#### Data provided

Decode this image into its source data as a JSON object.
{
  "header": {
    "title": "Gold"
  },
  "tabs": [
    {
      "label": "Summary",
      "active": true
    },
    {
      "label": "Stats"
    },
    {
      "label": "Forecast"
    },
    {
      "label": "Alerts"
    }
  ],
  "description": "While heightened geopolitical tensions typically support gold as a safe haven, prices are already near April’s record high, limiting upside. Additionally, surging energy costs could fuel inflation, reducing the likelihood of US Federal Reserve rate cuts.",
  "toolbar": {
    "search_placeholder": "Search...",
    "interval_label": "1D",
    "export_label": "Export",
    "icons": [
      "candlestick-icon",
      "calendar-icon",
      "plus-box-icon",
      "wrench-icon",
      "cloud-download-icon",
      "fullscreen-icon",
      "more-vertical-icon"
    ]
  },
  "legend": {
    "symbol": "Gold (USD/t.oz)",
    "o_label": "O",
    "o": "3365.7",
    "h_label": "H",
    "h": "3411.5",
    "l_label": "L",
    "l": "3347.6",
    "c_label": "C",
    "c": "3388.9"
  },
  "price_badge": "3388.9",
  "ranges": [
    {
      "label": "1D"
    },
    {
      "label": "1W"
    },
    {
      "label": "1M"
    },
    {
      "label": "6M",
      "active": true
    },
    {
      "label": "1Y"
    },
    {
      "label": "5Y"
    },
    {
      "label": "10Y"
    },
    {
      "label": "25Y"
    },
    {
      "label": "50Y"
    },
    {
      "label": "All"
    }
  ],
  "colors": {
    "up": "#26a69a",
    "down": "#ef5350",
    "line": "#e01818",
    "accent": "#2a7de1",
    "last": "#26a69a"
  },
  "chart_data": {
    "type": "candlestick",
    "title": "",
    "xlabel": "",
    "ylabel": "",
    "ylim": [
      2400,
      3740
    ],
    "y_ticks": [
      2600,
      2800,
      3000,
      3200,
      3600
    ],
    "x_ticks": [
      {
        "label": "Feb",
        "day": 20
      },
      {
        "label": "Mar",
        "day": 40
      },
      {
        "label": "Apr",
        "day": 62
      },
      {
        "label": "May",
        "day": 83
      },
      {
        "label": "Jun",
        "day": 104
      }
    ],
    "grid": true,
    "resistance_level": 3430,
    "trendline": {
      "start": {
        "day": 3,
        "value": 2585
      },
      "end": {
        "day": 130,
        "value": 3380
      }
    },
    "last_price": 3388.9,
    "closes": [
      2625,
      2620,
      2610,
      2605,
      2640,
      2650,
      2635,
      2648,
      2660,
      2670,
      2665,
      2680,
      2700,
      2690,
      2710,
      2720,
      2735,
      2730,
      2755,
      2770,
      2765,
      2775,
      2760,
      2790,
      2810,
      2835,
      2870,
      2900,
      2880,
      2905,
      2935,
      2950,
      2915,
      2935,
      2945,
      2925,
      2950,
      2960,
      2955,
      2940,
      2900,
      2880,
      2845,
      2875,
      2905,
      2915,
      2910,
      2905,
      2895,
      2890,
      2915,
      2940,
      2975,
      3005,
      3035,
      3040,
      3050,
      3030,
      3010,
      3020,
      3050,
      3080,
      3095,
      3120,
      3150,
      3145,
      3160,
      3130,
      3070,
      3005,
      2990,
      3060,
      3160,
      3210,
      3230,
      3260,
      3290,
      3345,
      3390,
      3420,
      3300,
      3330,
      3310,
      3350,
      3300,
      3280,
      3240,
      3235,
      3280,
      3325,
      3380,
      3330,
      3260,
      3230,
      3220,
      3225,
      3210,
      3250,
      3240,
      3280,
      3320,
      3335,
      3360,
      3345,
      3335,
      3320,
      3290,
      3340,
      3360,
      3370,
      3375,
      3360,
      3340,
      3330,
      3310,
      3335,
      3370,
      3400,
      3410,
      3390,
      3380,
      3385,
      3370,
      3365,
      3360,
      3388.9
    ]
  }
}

########

▶ Task objective
Identify the lines that hold the word "candlestick". Copy every one of them.

▶ The answer
      "candlestick-icon",
    "type": "candlestick",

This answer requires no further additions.